§ WORK REQUIRED
Read the data and repeat it in full, exactly.

* * *

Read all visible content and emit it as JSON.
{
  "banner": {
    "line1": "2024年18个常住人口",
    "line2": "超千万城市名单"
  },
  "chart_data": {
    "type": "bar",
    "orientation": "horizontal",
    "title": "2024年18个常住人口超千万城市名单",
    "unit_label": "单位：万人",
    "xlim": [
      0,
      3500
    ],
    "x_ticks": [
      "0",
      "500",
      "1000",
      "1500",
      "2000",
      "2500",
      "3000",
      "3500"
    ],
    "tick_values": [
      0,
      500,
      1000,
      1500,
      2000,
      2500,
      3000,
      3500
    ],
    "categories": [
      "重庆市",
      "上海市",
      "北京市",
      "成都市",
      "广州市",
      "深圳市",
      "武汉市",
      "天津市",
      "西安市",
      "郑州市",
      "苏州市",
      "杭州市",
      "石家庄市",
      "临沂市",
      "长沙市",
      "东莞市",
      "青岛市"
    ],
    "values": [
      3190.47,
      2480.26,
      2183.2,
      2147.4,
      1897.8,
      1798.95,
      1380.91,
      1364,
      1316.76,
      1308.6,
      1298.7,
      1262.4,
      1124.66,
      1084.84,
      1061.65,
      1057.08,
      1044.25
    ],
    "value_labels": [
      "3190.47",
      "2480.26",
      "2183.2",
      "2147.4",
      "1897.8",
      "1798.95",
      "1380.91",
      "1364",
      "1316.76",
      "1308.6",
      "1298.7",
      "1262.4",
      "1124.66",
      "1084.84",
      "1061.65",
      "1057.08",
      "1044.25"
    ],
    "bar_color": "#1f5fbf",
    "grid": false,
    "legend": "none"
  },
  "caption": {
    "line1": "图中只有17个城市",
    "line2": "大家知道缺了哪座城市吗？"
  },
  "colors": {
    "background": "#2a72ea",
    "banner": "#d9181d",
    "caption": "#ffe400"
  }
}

* * *

§ EXPECTED OUTPUT
Read all visible content and emit it as JSON.
{
  "banner": {
    "line1": "2024年18个常住人口",
    "line2": "超千万城市名单"
  },
  "chart_data": {
    "type": "bar",
    "orientation": "horizontal",
    "title": "2024年18个常住人口超千万城市名单",
    "unit_label": "单位：万人",
    "xlim": [
      0,
      3500
    ],
    "x_ticks": [
      "0",
      "500",
      "1000",
      "1500",
      "2000",
      "2500",
      "3000",
      "3500"
    ],
    "tick_values": [
      0,
      500,
      1000,
      1500,
      2000,
      2500,
      3000,
      3500
    ],
    "categories": [
      "重庆市",
      "上海市",
      "北京市",
      "成都市",
      "广州市",
      "深圳市",
      "武汉市",
      "天津市",
      "西安市",
      "郑州市",
      "苏州市",
      "杭州市",
      "石家庄市",
      "临沂市",
      "长沙市",
      "东莞市",
      "青岛市"
    ],
    "values": [
      3190.47,
      2480.26,
      2183.2,
      2147.4,
      1897.8,
      1798.95,
      1380.91,
      1364,
      1316.76,
      1308.6,
      1298.7,
      1262.4,
      1124.66,
      1084.84,
      1061.65,
      1057.08,
      1044.25
    ],
    "value_labels": [
      "3190.47",
      "2480.26",
      "2183.2",
      "2147.4",
      "1897.8",
      "1798.95",
      "1380.91",
      "1364",
      "1316.76",
      "1308.6",
      "1298.7",
      "1262.4",
      "1124.66",
      "1084.84",
      "1061.65",
      "1057.08",
      "1044.25"
    ],
    "bar_color": "#1f5fbf",
    "grid": false,
    "legend": "none"
  },
  "caption": {
    "line1": "图中只有17个城市",
    "line2": "大家知道缺了哪座城市吗？"
  },
  "colors": {
    "background": "#2a72ea",
    "banner": "#d9181d",
    "caption": "#ffe400"
  }
}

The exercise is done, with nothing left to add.